- [SET PROBLEM]:
Images must not appear in your copy; reproduce every other part of the records exactly.

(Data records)
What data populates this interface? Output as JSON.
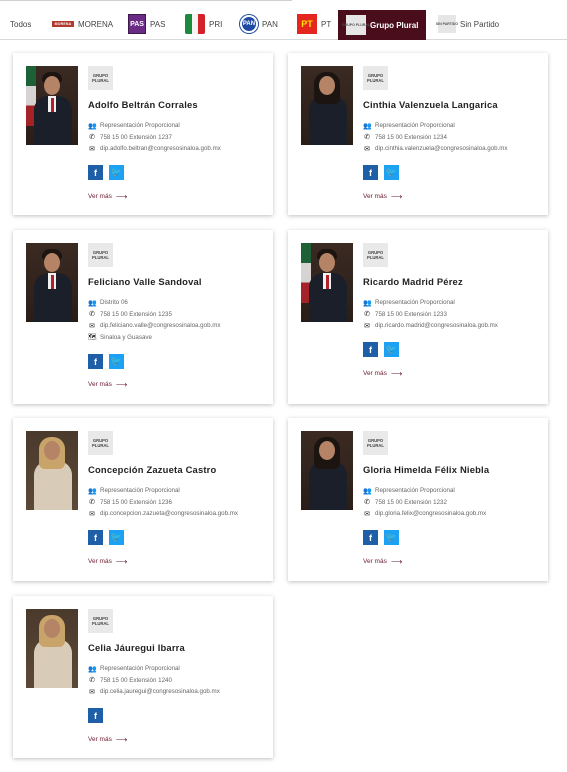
{
  "tabs": [
    {
      "label": "Todos",
      "logo": "none"
    },
    {
      "label": "MORENA",
      "logo": "morena",
      "logo_text": "MORENA"
    },
    {
      "label": "PAS",
      "logo": "pas",
      "logo_text": "PAS"
    },
    {
      "label": "PRI",
      "logo": "pri",
      "logo_text": ""
    },
    {
      "label": "PAN",
      "logo": "pan",
      "logo_text": "PAN"
    },
    {
      "label": "PT",
      "logo": "pt",
      "logo_text": "PT"
    },
    {
      "label": "Grupo Plural",
      "logo": "grupo-plural",
      "logo_text": "GRUPO PLURAL",
      "active": true
    },
    {
      "label": "Sin Partido",
      "logo": "sin-partido",
      "logo_text": "SIN PARTIDO"
    }
  ],
  "colors": {
    "active_tab_bg": "#4a0d1c",
    "link_color": "#6b1a2e",
    "facebook": "#1f5fa8",
    "twitter": "#1da1f2"
  },
  "common": {
    "badge_text": "GRUPO PLURAL",
    "ver_mas": "Ver más",
    "ver_mas_arrow": "⟶",
    "facebook_glyph": "f",
    "twitter_glyph": "🐦"
  },
  "deputies": [
    {
      "name": "Adolfo Beltrán Corrales",
      "rows": [
        {
          "icon": "users-icon",
          "glyph": "👥",
          "text": "Representación Proporcional"
        },
        {
          "icon": "phone-icon",
          "glyph": "✆",
          "text": "758 15 00 Extensión 1237"
        },
        {
          "icon": "envelope-icon",
          "glyph": "✉",
          "text": "dip.adolfo.beltran@congresosinaloa.gob.mx"
        }
      ],
      "social": [
        "facebook",
        "twitter"
      ]
    },
    {
      "name": "Cinthia Valenzuela Langarica",
      "rows": [
        {
          "icon": "users-icon",
          "glyph": "👥",
          "text": "Representación Proporcional"
        },
        {
          "icon": "phone-icon",
          "glyph": "✆",
          "text": "758 15 00 Extensión 1234"
        },
        {
          "icon": "envelope-icon",
          "glyph": "✉",
          "text": "dip.cinthia.valenzuela@congresosinaloa.gob.mx"
        }
      ],
      "social": [
        "facebook",
        "twitter"
      ]
    },
    {
      "name": "Feliciano Valle Sandoval",
      "rows": [
        {
          "icon": "users-icon",
          "glyph": "👥",
          "text": "Distrito 06"
        },
        {
          "icon": "phone-icon",
          "glyph": "✆",
          "text": "758 15 00 Extensión 1235"
        },
        {
          "icon": "envelope-icon",
          "glyph": "✉",
          "text": "dip.feliciano.valle@congresosinaloa.gob.mx"
        },
        {
          "icon": "map-icon",
          "glyph": "🗺",
          "text": "Sinaloa y Guasave"
        }
      ],
      "social": [
        "facebook",
        "twitter"
      ]
    },
    {
      "name": "Ricardo Madrid Pérez",
      "rows": [
        {
          "icon": "users-icon",
          "glyph": "👥",
          "text": "Representación Proporcional"
        },
        {
          "icon": "phone-icon",
          "glyph": "✆",
          "text": "758 15 00 Extensión 1233"
        },
        {
          "icon": "envelope-icon",
          "glyph": "✉",
          "text": "dip.ricardo.madrid@congresosinaloa.gob.mx"
        }
      ],
      "social": [
        "facebook",
        "twitter"
      ]
    },
    {
      "name": "Concepción Zazueta Castro",
      "rows": [
        {
          "icon": "users-icon",
          "glyph": "👥",
          "text": "Representación Proporcional"
        },
        {
          "icon": "phone-icon",
          "glyph": "✆",
          "text": "758 15 00 Extensión 1236"
        },
        {
          "icon": "envelope-icon",
          "glyph": "✉",
          "text": "dip.concepcion.zazueta@congresosinaloa.gob.mx"
        }
      ],
      "social": [
        "facebook",
        "twitter"
      ]
    },
    {
      "name": "Gloria Himelda Félix Niebla",
      "rows": [
        {
          "icon": "users-icon",
          "glyph": "👥",
          "text": "Representación Proporcional"
        },
        {
          "icon": "phone-icon",
          "glyph": "✆",
          "text": "758 15 00 Extensión 1232"
        },
        {
          "icon": "envelope-icon",
          "glyph": "✉",
          "text": "dip.gloria.felix@congresosinaloa.gob.mx"
        }
      ],
      "social": [
        "facebook",
        "twitter"
      ]
    },
    {
      "name": "Celia Jáuregui Ibarra",
      "rows": [
        {
          "icon": "users-icon",
          "glyph": "👥",
          "text": "Representación Proporcional"
        },
        {
          "icon": "phone-icon",
          "glyph": "✆",
          "text": "758 15 00 Extensión 1240"
        },
        {
          "icon": "envelope-icon",
          "glyph": "✉",
          "text": "dip.celia.jauregui@congresosinaloa.gob.mx"
        }
      ],
      "social": [
        "facebook"
      ]
    }
  ]
}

- [PROBLEM SOLUTION]:
What data populates this interface? Output as JSON.
{
  "tabs": [
    {
      "label": "Todos",
      "logo": "none"
    },
    {
      "label": "MORENA",
      "logo": "morena",
      "logo_text": "MORENA"
    },
    {
      "label": "PAS",
      "logo": "pas",
      "logo_text": "PAS"
    },
    {
      "label": "PRI",
      "logo": "pri",
      "logo_text": ""
    },
    {
      "label": "PAN",
      "logo": "pan",
      "logo_text": "PAN"
    },
    {
      "label": "PT",
      "logo": "pt",
      "logo_text": "PT"
    },
    {
      "label": "Grupo Plural",
      "logo": "grupo-plural",
      "logo_text": "GRUPO PLURAL",
      "active": true
    },
    {
      "label": "Sin Partido",
      "logo": "sin-partido",
      "logo_text": "SIN PARTIDO"
    }
  ],
  "colors": {
    "active_tab_bg": "#4a0d1c",
    "link_color": "#6b1a2e",
    "facebook": "#1f5fa8",
    "twitter": "#1da1f2"
  },
  "common": {
    "badge_text": "GRUPO PLURAL",
    "ver_mas": "Ver más",
    "ver_mas_arrow": "⟶",
    "facebook_glyph": "f",
    "twitter_glyph": "🐦"
  },
  "deputies": [
    {
      "name": "Adolfo Beltrán Corrales",
      "rows": [
        {
          "icon": "users-icon",
          "glyph": "👥",
          "text": "Representación Proporcional"
        },
        {
          "icon": "phone-icon",
          "glyph": "✆",
          "text": "758 15 00 Extensión 1237"
        },
        {
          "icon": "envelope-icon",
          "glyph": "✉",
          "text": "dip.adolfo.beltran@congresosinaloa.gob.mx"
        }
      ],
      "social": [
        "facebook",
        "twitter"
      ]
    },
    {
      "name": "Cinthia Valenzuela Langarica",
      "rows": [
        {
          "icon": "users-icon",
          "glyph": "👥",
          "text": "Representación Proporcional"
        },
        {
          "icon": "phone-icon",
          "glyph": "✆",
          "text": "758 15 00 Extensión 1234"
        },
        {
          "icon": "envelope-icon",
          "glyph": "✉",
          "text": "dip.cinthia.valenzuela@congresosinaloa.gob.mx"
        }
      ],
      "social": [
        "facebook",
        "twitter"
      ]
    },
    {
      "name": "Feliciano Valle Sandoval",
      "rows": [
        {
          "icon": "users-icon",
          "glyph": "👥",
          "text": "Distrito 06"
        },
        {
          "icon": "phone-icon",
          "glyph": "✆",
          "text": "758 15 00 Extensión 1235"
        },
        {
          "icon": "envelope-icon",
          "glyph": "✉",
          "text": "dip.feliciano.valle@congresosinaloa.gob.mx"
        },
        {
          "icon": "map-icon",
          "glyph": "🗺",
          "text": "Sinaloa y Guasave"
        }
      ],
      "social": [
        "facebook",
        "twitter"
      ]
    },
    {
      "name": "Ricardo Madrid Pérez",
      "rows": [
        {
          "icon": "users-icon",
          "glyph": "👥",
          "text": "Representación Proporcional"
        },
        {
          "icon": "phone-icon",
          "glyph": "✆",
          "text": "758 15 00 Extensión 1233"
        },
        {
          "icon": "envelope-icon",
          "glyph": "✉",
          "text": "dip.ricardo.madrid@congresosinaloa.gob.mx"
        }
      ],
      "social": [
        "facebook",
        "twitter"
      ]
    },
    {
      "name": "Concepción Zazueta Castro",
      "rows": [
        {
          "icon": "users-icon",
          "glyph": "👥",
          "text": "Representación Proporcional"
        },
        {
          "icon": "phone-icon",
          "glyph": "✆",
          "text": "758 15 00 Extensión 1236"
        },
        {
          "icon": "envelope-icon",
          "glyph": "✉",
          "text": "dip.concepcion.zazueta@congresosinaloa.gob.mx"
        }
      ],
      "social": [
        "facebook",
        "twitter"
      ]
    },
    {
      "name": "Gloria Himelda Félix Niebla",
      "rows": [
        {
          "icon": "users-icon",
          "glyph": "👥",
          "text": "Representación Proporcional"
        },
        {
          "icon": "phone-icon",
          "glyph": "✆",
          "text": "758 15 00 Extensión 1232"
        },
        {
          "icon": "envelope-icon",
          "glyph": "✉",
          "text": "dip.gloria.felix@congresosinaloa.gob.mx"
        }
      ],
      "social": [
        "facebook",
        "twitter"
      ]
    },
    {
      "name": "Celia Jáuregui Ibarra",
      "rows": [
        {
          "icon": "users-icon",
          "glyph": "👥",
          "text": "Representación Proporcional"
        },
        {
          "icon": "phone-icon",
          "glyph": "✆",
          "text": "758 15 00 Extensión 1240"
        },
        {
          "icon": "envelope-icon",
          "glyph": "✉",
          "text": "dip.celia.jauregui@congresosinaloa.gob.mx"
        }
      ],
      "social": [
        "facebook"
      ]
    }
  ]
}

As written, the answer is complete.